Entries from a page text dataset:
_____

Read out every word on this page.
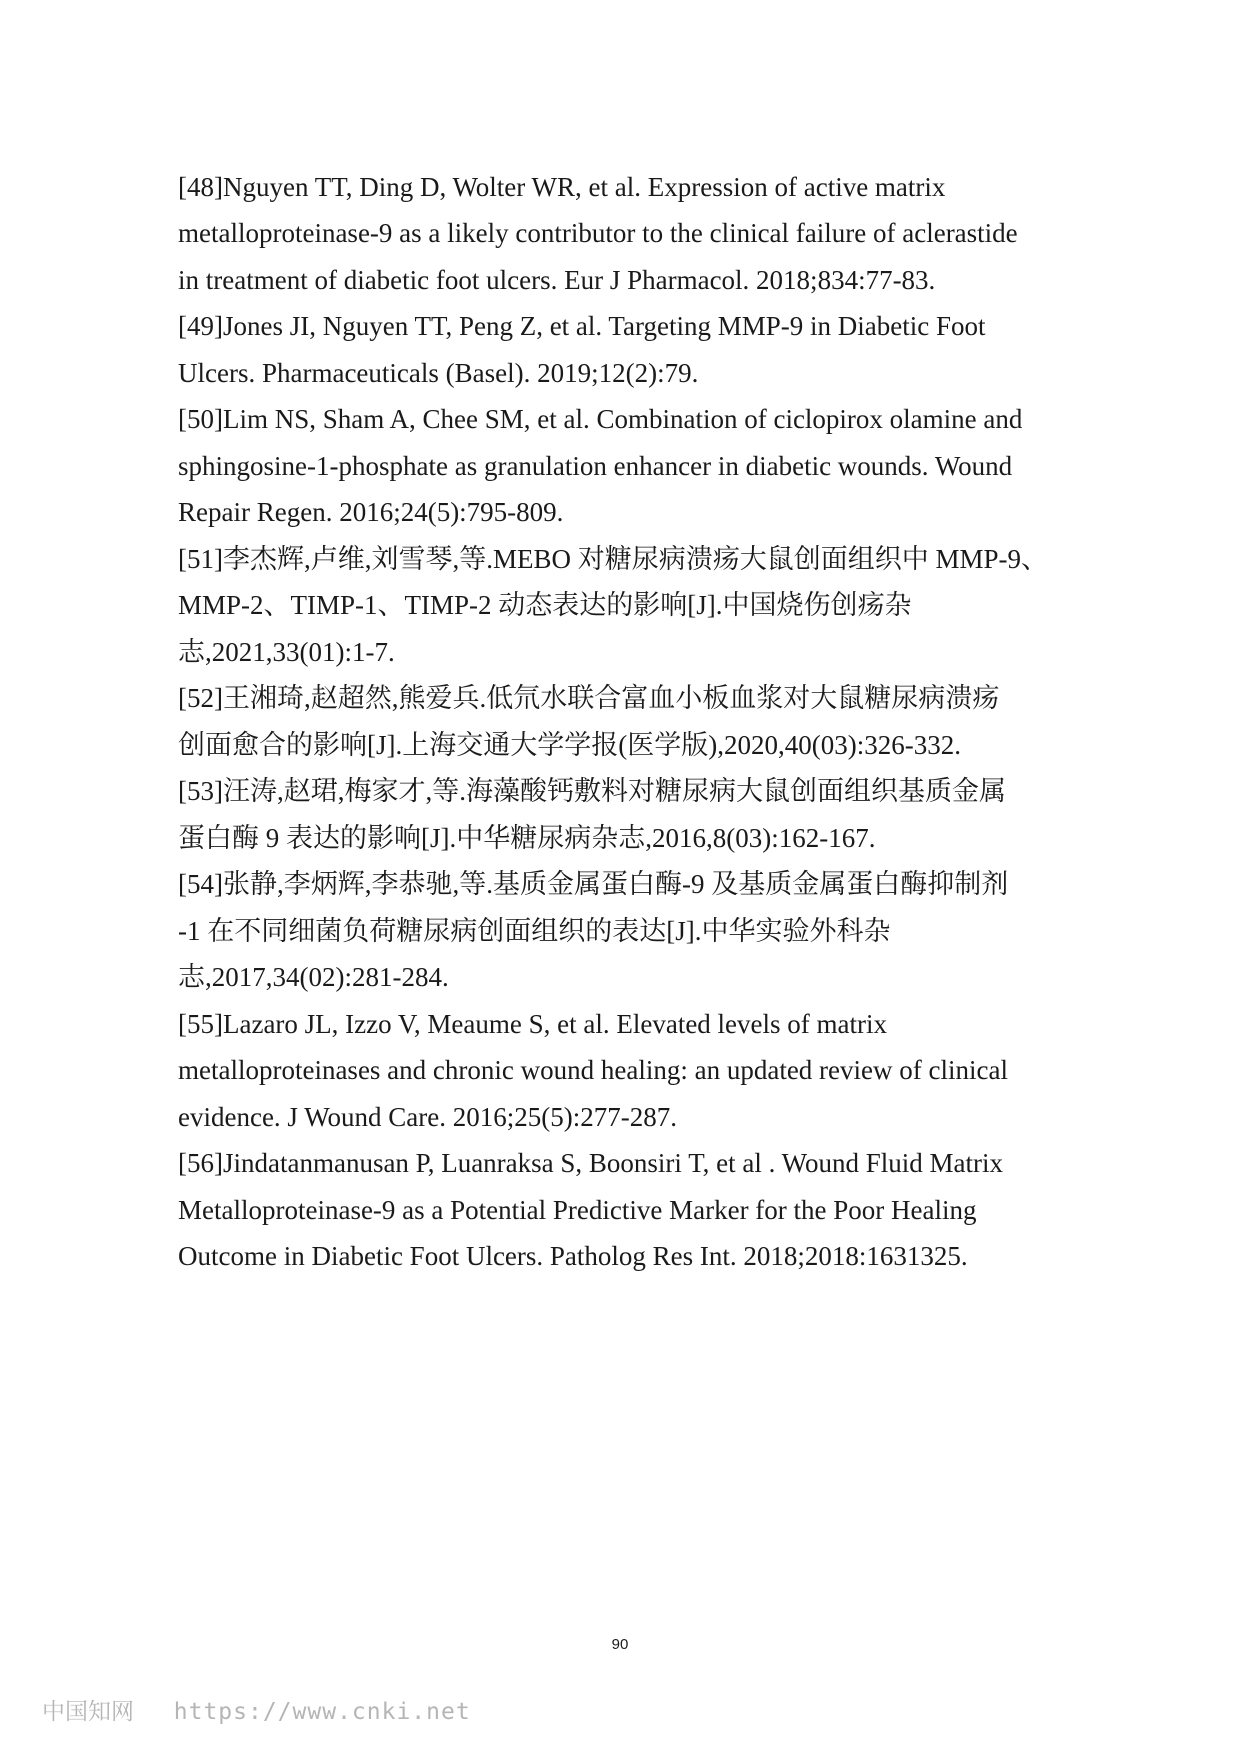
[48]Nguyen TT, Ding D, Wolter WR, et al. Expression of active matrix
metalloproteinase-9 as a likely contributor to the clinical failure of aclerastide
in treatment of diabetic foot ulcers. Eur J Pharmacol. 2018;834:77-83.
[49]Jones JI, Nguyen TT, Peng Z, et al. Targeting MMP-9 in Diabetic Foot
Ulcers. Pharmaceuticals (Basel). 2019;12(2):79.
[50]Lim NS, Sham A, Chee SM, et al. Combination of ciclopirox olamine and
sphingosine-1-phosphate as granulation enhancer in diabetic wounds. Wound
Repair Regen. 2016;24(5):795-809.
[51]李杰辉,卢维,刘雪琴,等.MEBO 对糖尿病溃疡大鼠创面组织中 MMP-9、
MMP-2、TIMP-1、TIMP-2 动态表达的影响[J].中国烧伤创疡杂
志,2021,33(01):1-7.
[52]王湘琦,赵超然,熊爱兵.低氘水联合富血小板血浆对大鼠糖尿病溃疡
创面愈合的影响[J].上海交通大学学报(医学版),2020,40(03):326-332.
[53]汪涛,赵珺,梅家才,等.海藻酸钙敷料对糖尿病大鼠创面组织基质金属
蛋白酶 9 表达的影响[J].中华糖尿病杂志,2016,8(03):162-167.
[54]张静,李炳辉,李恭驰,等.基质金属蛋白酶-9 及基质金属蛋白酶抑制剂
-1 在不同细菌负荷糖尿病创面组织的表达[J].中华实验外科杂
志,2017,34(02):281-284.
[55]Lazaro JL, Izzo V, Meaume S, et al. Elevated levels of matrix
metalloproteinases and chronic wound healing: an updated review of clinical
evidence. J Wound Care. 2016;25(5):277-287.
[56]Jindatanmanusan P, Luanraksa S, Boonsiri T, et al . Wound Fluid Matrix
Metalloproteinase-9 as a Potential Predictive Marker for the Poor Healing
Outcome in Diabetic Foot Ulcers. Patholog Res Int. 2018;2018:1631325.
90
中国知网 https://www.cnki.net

_____

▶ **TASK DESCRIPTION**:
When a line in the data contains the string "Nguyen", copy that line.

▶ **RESULT**:
[48]Nguyen TT, Ding D, Wolter WR, et al. Expression of active matrix
[49]Jones JI, Nguyen TT, Peng Z, et al. Targeting MMP-9 in Diabetic Foot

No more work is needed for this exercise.